> _Extract to read_
========
American Black people fought overseas in the Philippines, World Wars I & II, and on the Korean peninsula even as, at home, they were yoked under Jim Crow laws, legalized voter suppression, and the rotting, ancient remnants of Reconstruction-era apartheid. Those American Black people told themselves they were fighting for freedom. Perhaps, as I’ve written herein before, they actually believed they were fighting for some vague promise of freedom. No such promise seemed forthcoming for American women — Black or white — in the 1940s, though. They rolled up their sleeves and worked in factories for the cause of freedom (they would have gladly informed you) even though the vast majority of them couldn’t own homes under their own names and were compelled by law to submit to sex with their husbands even if the latter were stinking drunk and/or stinking, period.

So what does freedom mean?

I’ll be damned if I know.

Guts

Here’s the case of an Indiana woman who lost her job because she told a couple of newspaper reporters a truth.

Kimberley Jackson was a discharge planner for NeuroBehavioral Hospital in Crown Pointe. The New York Times was doing a piece on “patient dumping,” the practice of nursing homes to eject patients who are no longer “profitable.” These extended care facilities transport patients to hospital emergency rooms when, for instance, they need care above and beyond the absolute minimum a for-profit corporation is willing to provide or their extended care coverage is running low or even if their personal wealth is becoming, shall we say, insufficient.

The nursing facilities come up with any and all excuses to label such patients as as in need of immediate extraordinary care (they’re too often not) so they must send them to the ER. Once there, the patients are now the hospital’s problem. The extended care facility has effectively washed its hands of them.

Just Leave ’em There.

I suppose the practice makes good business sense but, in terms of human decency and health care, it sucks. The patients find themselves in a limbo, banned by the nursing home and not all all in need of emergency care. What would happen to them? Who knows? Worse, who cares?

Kimberley Jackson appears to have cared.
========
Stored items
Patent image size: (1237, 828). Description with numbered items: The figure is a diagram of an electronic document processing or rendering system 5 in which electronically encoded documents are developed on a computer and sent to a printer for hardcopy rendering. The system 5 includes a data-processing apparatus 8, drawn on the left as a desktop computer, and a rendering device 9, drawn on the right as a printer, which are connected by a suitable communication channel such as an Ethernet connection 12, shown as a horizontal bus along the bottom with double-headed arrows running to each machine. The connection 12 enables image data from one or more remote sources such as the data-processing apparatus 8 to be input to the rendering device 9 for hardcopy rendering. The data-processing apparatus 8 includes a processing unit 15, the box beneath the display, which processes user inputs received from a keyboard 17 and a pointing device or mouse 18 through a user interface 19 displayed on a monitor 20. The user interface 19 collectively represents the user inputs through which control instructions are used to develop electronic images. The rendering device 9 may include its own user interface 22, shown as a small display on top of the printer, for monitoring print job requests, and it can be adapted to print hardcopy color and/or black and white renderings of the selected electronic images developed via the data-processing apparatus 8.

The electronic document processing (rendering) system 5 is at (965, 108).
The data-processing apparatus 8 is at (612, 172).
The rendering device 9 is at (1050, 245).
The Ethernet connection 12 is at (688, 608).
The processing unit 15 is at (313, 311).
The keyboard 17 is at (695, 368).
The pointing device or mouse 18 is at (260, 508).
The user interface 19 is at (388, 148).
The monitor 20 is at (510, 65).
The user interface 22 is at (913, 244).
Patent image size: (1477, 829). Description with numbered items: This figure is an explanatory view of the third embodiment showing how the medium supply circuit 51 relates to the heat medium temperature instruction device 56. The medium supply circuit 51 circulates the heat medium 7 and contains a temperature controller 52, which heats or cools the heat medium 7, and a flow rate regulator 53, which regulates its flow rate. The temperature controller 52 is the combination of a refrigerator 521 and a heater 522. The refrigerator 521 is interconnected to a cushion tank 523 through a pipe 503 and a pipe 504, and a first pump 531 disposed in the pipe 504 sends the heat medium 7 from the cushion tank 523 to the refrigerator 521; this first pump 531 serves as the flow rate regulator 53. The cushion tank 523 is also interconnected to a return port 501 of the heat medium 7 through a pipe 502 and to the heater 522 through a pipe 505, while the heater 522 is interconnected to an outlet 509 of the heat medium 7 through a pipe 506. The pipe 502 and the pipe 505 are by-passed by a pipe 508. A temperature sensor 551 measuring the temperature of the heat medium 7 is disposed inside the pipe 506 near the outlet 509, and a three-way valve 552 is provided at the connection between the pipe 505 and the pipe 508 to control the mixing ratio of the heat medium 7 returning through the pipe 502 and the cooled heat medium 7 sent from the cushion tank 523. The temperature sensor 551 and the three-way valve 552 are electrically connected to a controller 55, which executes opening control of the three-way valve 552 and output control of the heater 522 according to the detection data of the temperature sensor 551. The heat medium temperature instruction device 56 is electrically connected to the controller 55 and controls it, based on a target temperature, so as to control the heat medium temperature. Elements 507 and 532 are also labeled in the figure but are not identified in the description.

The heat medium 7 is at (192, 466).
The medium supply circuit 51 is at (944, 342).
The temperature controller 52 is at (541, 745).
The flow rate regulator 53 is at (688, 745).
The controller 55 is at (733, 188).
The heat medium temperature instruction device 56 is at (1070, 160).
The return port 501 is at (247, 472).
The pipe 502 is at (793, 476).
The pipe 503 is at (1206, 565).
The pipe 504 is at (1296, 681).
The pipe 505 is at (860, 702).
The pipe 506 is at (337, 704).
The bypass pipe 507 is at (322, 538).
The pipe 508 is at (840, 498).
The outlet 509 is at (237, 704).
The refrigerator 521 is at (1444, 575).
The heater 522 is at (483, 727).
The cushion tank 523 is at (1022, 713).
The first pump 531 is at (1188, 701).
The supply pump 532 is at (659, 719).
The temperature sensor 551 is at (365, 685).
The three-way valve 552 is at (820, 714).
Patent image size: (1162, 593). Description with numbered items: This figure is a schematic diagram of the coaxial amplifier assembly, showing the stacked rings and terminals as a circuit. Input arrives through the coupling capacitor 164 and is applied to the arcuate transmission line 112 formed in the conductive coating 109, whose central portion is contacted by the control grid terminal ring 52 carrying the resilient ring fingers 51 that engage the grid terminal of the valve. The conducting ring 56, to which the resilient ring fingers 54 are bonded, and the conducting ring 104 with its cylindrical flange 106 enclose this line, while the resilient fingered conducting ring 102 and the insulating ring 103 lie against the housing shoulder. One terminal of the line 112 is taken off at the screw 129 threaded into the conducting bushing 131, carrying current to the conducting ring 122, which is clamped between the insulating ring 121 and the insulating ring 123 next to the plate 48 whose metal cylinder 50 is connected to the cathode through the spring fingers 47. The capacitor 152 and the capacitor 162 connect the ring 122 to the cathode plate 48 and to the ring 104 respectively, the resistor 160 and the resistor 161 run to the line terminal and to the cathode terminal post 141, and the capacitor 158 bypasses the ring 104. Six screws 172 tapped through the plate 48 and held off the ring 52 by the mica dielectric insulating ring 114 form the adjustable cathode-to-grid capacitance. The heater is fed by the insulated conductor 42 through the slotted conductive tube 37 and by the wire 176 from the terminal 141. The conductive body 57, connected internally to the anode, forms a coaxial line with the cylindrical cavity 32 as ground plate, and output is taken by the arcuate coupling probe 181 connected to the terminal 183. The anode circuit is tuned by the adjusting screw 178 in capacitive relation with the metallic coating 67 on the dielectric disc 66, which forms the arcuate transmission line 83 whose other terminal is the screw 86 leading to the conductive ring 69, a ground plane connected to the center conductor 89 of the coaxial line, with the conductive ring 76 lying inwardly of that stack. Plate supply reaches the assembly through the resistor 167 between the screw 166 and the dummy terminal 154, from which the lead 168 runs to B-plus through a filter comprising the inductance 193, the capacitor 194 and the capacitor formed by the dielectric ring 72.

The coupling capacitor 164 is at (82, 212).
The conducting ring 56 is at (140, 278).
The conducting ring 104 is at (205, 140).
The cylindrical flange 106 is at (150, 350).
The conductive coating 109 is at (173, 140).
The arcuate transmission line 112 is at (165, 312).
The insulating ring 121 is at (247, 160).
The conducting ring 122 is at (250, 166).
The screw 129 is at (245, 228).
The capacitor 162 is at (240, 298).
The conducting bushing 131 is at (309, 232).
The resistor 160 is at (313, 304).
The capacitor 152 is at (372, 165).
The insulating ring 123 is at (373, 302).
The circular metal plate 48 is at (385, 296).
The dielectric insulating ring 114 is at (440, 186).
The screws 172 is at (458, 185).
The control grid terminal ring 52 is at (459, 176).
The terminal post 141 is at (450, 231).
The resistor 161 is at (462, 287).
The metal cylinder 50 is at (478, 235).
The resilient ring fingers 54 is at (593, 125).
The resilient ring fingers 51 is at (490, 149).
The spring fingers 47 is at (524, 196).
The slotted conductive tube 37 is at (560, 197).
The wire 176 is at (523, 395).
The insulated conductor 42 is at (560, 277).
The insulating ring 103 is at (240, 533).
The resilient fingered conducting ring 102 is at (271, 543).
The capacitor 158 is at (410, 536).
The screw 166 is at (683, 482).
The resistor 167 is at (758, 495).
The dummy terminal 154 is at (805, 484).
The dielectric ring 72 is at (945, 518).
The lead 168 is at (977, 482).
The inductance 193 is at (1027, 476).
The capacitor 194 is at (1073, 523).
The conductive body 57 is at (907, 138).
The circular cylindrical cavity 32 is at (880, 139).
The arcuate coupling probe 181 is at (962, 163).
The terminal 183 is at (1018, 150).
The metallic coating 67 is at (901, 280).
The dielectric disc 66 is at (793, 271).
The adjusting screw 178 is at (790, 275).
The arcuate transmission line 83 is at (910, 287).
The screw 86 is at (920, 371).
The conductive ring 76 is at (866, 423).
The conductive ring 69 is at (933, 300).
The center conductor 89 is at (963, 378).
========
> _Tasks and exercises_
**1)** Answer these questions from the essay on freedom and patient dumping:
(a) Where, according to the essay, did American Black people fight overseas?
(b) What job did Kimberley Jackson hold, and at which hospital?
(c) Which newspaper was preparing a piece on "patient dumping"?
**2)** Write out the part of the essay running from "I suppose the" to "to have cared.", with no changes.
**3)** Extend the essay on freedom and patient dumping, picking up after its last sentence.
The entries are unrelated to the essay.

> _Answers to each task_
**1)**
(a) In the Philippines, in World Wars I and II, and on the Korean peninsula.
(b) She was a discharge planner for NeuroBehavioral Hospital in Crown Pointe.
(c) The New York Times.

**2)**
I suppose the practice makes good business sense but, in terms of human decency and health care, it sucks. The patients find themselves in a limbo, banned by the nursing home and not all all in need of emergency care. What would happen to them? Who knows? Worse, who cares?

Kimberley Jackson appears to have cared.

**3)**
By the way, being a discharge planner does not imply that Jackson was responsible for people’s bowel, bladder, sputum, and bleeding schedules. Jackson’s job was to help patients who either stayed at her hospital or had visited its emergency room find proper care after they left the place. Hospitals these days run on an assembly line system: Get ’em in, fix ’em up, and get ’em the hell outta here as quickly as possible. That, hospital administrators have determined, is good business. As such there must be some professional in each hospital who helps patients and their families figure out how they’re going to be cared for, properly, once they’re shown the door.

So she’s quite familiar with the plight of people who been evicted from nursing homes and dumped on her hospital’s doorstep.

As such, she told NYT reporters Jessica Silver-Greenberg and Rachel Abrams how her particular hospital responded to the practice. I should say, her former hospital. She was fired for blabbing to the reporters.

Jackson says she didn’t know it was her hospital’s policy for unauthorized employees never to speak with the media about goings-on there. I don’t buy it; everybody who works in a hospital has it pounded into them from day one that they are to STFU when reporters come nosing around. That way, nobody’ll divulge any potentially embarrassing details. Hospitals, being for-profit businesses (even when they label themselves non-profits) have, after all, brands to protect. Those, my friends, too often are viewed as equally vital to a hospital’s interests as the public’s health.

More likely, Jackson was so repulsed by the patient dumping practice that she felt compelled to reveal all to the reporters and damn the torpedoes. Either way, Jackson showed real courage is speaking with Silver-Greenberg and Abrams.

Jackson was a whistleblower. For my dough, whistleblowers have 23 times more guts then a whole platoon-full of semi-automatic rifle-wielding militiamen.

He Can Learn A Thing Or Two About Courage.